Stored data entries
>>>
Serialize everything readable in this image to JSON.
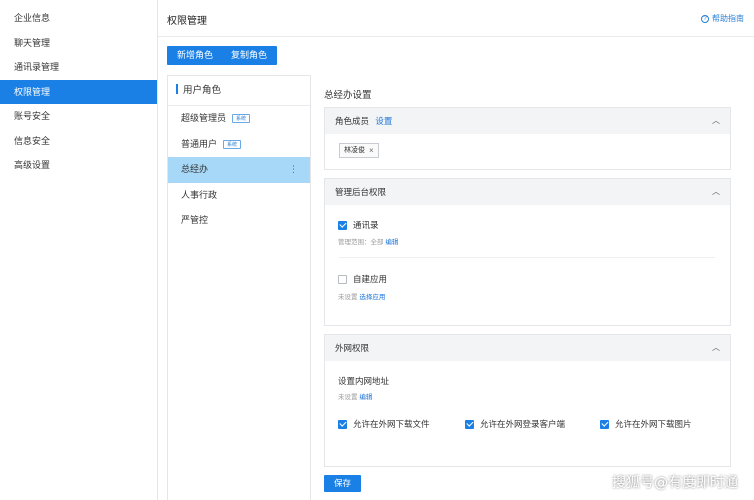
{
  "sidebar": {
    "items": [
      {
        "label": "企业信息"
      },
      {
        "label": "聊天管理"
      },
      {
        "label": "通讯录管理"
      },
      {
        "label": "权限管理"
      },
      {
        "label": "账号安全"
      },
      {
        "label": "信息安全"
      },
      {
        "label": "高级设置"
      }
    ],
    "active_index": 3
  },
  "header": {
    "title": "权限管理",
    "help_label": "帮助指南",
    "help_icon": "question-circle-icon"
  },
  "toolbar": {
    "add_role_label": "新增角色",
    "copy_role_label": "复制角色"
  },
  "roles": {
    "title": "用户角色",
    "items": [
      {
        "label": "超级管理员",
        "tag": "系统"
      },
      {
        "label": "普通用户",
        "tag": "系统"
      },
      {
        "label": "总经办"
      },
      {
        "label": "人事行政"
      },
      {
        "label": "严管控"
      }
    ],
    "active_index": 2,
    "more_icon": "⋮"
  },
  "settings": {
    "title": "总经办设置",
    "members": {
      "title": "角色成员",
      "setting_link": "设置",
      "chips": [
        "林凌俊"
      ],
      "chip_close": "×"
    },
    "admin": {
      "title": "管理后台权限",
      "contacts": {
        "label": "通讯录",
        "checked": true,
        "scope_label": "管理范围：全部",
        "edit_link": "编辑"
      },
      "custom_app": {
        "label": "自建应用",
        "checked": false,
        "status": "未设置",
        "select_link": "选择应用"
      }
    },
    "external": {
      "title": "外网权限",
      "intranet_label": "设置内网地址",
      "intranet_status": "未设置",
      "intranet_edit_link": "编辑",
      "options": [
        {
          "label": "允许在外网下载文件",
          "checked": true
        },
        {
          "label": "允许在外网登录客户端",
          "checked": true
        },
        {
          "label": "允许在外网下载图片",
          "checked": true
        }
      ]
    },
    "save_label": "保存"
  },
  "watermark": "搜狐号@有度即时通",
  "colors": {
    "accent": "#1a80e5",
    "active_role_bg": "#a7d8f7"
  }
}
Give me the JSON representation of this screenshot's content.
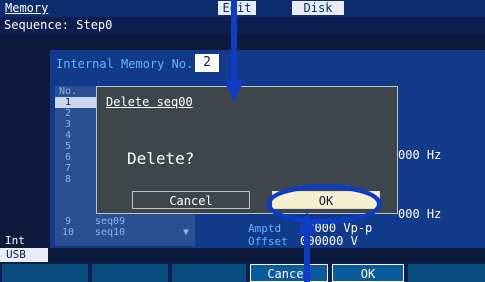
{
  "window": {
    "title": "Memory",
    "tabs": [
      {
        "label": "Edit"
      },
      {
        "label": "Disk"
      }
    ]
  },
  "sequence_bar": {
    "text": "Sequence: Step0"
  },
  "panel": {
    "internal_label": "Internal Memory No.",
    "memory_number": "2"
  },
  "memory_list": {
    "header_no": "No.",
    "rows": [
      {
        "no": "1",
        "name": ""
      },
      {
        "no": "2",
        "name": ""
      },
      {
        "no": "3",
        "name": ""
      },
      {
        "no": "4",
        "name": ""
      },
      {
        "no": "5",
        "name": ""
      },
      {
        "no": "6",
        "name": ""
      },
      {
        "no": "7",
        "name": ""
      },
      {
        "no": "8",
        "name": ""
      },
      {
        "no": "9",
        "name": "seq09"
      },
      {
        "no": "10",
        "name": "seq10"
      }
    ]
  },
  "background_values": {
    "freq1": "000 Hz",
    "freq2": "000 Hz",
    "amptd_label": "Amptd",
    "amptd_value": "00000 Vp-p",
    "offset_label": "Offset",
    "offset_value": "000000 V"
  },
  "sidebar": {
    "int_label": "Int",
    "usb_label": "USB"
  },
  "softkeys": {
    "cancel": "Cancel",
    "ok": "OK"
  },
  "dialog": {
    "title": "Delete seq00",
    "message": "Delete?",
    "cancel_label": "Cancel",
    "ok_label": "OK"
  },
  "colors": {
    "annotation": "#0e3cc4",
    "dialog_bg": "#3f464b",
    "ok_button": "#f5f0cf"
  }
}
<<<
_Work to be completed_
Quote the records above exactly, leaving out any pictures.

_Solution for this task_
Serialize everything readable in this image to JSON.
{
  "sidebar": {
    "items": [
      {
        "label": "企业信息"
      },
      {
        "label": "聊天管理"
      },
      {
        "label": "通讯录管理"
      },
      {
        "label": "权限管理"
      },
      {
        "label": "账号安全"
      },
      {
        "label": "信息安全"
      },
      {
        "label": "高级设置"
      }
    ],
    "active_index": 3
  },
  "header": {
    "title": "权限管理",
    "help_label": "帮助指南",
    "help_icon": "question-circle-icon"
  },
  "toolbar": {
    "add_role_label": "新增角色",
    "copy_role_label": "复制角色"
  },
  "roles": {
    "title": "用户角色",
    "items": [
      {
        "label": "超级管理员",
        "tag": "系统"
      },
      {
        "label": "普通用户",
        "tag": "系统"
      },
      {
        "label": "总经办"
      },
      {
        "label": "人事行政"
      },
      {
        "label": "严管控"
      }
    ],
    "active_index": 2,
    "more_icon": "⋮"
  },
  "settings": {
    "title": "总经办设置",
    "members": {
      "title": "角色成员",
      "setting_link": "设置",
      "chips": [
        "林凌俊"
      ],
      "chip_close": "×"
    },
    "admin": {
      "title": "管理后台权限",
      "contacts": {
        "label": "通讯录",
        "checked": true,
        "scope_label": "管理范围：全部",
        "edit_link": "编辑"
      },
      "custom_app": {
        "label": "自建应用",
        "checked": false,
        "status": "未设置",
        "select_link": "选择应用"
      }
    },
    "external": {
      "title": "外网权限",
      "intranet_label": "设置内网地址",
      "intranet_status": "未设置",
      "intranet_edit_link": "编辑",
      "options": [
        {
          "label": "允许在外网下载文件",
          "checked": true
        },
        {
          "label": "允许在外网登录客户端",
          "checked": true
        },
        {
          "label": "允许在外网下载图片",
          "checked": true
        }
      ]
    },
    "save_label": "保存"
  },
  "watermark": "搜狐号@有度即时通",
  "colors": {
    "accent": "#1a80e5",
    "active_role_bg": "#a7d8f7"
  }
}
Give me the JSON representation of this screenshot's content.
{
  "window": {
    "title": "Memory",
    "tabs": [
      {
        "label": "Edit"
      },
      {
        "label": "Disk"
      }
    ]
  },
  "sequence_bar": {
    "text": "Sequence: Step0"
  },
  "panel": {
    "internal_label": "Internal Memory No.",
    "memory_number": "2"
  },
  "memory_list": {
    "header_no": "No.",
    "rows": [
      {
        "no": "1",
        "name": ""
      },
      {
        "no": "2",
        "name": ""
      },
      {
        "no": "3",
        "name": ""
      },
      {
        "no": "4",
        "name": ""
      },
      {
        "no": "5",
        "name": ""
      },
      {
        "no": "6",
        "name": ""
      },
      {
        "no": "7",
        "name": ""
      },
      {
        "no": "8",
        "name": ""
      },
      {
        "no": "9",
        "name": "seq09"
      },
      {
        "no": "10",
        "name": "seq10"
      }
    ]
  },
  "background_values": {
    "freq1": "000 Hz",
    "freq2": "000 Hz",
    "amptd_label": "Amptd",
    "amptd_value": "00000 Vp-p",
    "offset_label": "Offset",
    "offset_value": "000000 V"
  },
  "sidebar": {
    "int_label": "Int",
    "usb_label": "USB"
  },
  "softkeys": {
    "cancel": "Cancel",
    "ok": "OK"
  },
  "dialog": {
    "title": "Delete seq00",
    "message": "Delete?",
    "cancel_label": "Cancel",
    "ok_label": "OK"
  },
  "colors": {
    "annotation": "#0e3cc4",
    "dialog_bg": "#3f464b",
    "ok_button": "#f5f0cf"
  }
}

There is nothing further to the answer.